■ WHAT IS ASKED
Go through the listing and copy each line with the string "number".

■ DATASET RECORDS
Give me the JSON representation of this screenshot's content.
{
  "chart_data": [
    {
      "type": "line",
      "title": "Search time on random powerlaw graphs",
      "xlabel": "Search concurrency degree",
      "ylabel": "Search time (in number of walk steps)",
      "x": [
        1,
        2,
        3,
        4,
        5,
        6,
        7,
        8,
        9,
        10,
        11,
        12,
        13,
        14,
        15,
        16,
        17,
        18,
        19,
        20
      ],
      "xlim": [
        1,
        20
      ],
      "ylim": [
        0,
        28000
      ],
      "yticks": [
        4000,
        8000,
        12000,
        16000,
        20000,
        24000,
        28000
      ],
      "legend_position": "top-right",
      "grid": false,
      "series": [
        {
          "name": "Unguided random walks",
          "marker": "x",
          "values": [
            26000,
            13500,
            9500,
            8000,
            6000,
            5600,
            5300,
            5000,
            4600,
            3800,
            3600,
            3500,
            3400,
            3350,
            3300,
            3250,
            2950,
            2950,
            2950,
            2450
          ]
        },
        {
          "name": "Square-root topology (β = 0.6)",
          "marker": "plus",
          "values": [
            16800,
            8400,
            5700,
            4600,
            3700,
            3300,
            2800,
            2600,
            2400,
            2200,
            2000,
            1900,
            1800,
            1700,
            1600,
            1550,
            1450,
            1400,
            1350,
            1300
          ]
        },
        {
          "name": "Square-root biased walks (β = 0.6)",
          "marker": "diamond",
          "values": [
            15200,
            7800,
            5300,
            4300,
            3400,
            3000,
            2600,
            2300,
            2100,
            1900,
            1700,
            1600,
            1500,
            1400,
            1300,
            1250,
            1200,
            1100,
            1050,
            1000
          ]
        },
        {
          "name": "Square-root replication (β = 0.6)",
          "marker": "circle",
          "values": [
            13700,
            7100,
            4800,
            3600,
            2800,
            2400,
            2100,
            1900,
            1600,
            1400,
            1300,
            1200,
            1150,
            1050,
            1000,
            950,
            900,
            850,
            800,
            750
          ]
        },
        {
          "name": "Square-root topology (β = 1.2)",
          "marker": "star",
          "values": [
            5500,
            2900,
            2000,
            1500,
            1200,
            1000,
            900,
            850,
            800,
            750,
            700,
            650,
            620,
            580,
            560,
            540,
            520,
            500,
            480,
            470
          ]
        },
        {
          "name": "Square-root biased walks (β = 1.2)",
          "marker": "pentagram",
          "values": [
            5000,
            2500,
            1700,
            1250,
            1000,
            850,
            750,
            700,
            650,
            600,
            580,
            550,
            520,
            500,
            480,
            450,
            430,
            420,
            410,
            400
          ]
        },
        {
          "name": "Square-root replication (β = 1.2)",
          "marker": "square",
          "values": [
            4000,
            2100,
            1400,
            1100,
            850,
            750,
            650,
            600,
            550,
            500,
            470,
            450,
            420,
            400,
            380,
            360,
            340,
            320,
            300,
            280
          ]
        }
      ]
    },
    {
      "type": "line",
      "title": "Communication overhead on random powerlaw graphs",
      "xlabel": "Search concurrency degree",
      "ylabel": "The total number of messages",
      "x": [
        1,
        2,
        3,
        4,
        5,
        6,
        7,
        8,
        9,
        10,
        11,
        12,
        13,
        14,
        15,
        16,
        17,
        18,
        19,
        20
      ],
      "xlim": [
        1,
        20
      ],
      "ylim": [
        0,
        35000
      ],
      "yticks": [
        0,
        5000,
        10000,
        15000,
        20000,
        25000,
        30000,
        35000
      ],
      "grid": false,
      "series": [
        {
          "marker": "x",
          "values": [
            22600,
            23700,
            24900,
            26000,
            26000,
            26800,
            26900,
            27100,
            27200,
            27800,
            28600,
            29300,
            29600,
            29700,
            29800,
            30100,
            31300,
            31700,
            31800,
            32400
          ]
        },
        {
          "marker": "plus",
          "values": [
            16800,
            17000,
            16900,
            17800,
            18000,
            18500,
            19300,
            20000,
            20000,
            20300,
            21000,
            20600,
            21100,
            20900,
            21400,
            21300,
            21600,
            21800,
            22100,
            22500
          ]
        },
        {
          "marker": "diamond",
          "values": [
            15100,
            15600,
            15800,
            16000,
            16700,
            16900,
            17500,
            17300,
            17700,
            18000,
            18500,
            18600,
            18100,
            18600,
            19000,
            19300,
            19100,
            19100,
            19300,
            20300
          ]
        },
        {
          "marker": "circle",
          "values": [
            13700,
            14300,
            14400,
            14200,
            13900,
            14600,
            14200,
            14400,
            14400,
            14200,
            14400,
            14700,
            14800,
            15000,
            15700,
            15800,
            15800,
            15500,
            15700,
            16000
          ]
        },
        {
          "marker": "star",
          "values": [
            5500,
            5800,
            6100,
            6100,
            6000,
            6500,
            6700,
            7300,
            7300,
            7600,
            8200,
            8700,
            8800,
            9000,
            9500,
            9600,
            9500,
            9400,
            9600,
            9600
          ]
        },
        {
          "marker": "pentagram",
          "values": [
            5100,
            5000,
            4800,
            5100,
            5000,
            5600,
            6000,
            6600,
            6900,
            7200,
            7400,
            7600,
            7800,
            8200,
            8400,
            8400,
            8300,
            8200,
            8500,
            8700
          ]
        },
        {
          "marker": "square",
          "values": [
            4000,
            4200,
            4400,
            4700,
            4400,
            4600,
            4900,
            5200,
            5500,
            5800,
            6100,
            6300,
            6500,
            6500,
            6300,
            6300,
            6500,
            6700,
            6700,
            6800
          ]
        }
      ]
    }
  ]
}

■ THE COMPLETED TASK
      "ylabel": "Search time (in number of walk steps)",
      "ylabel": "The total number of messages",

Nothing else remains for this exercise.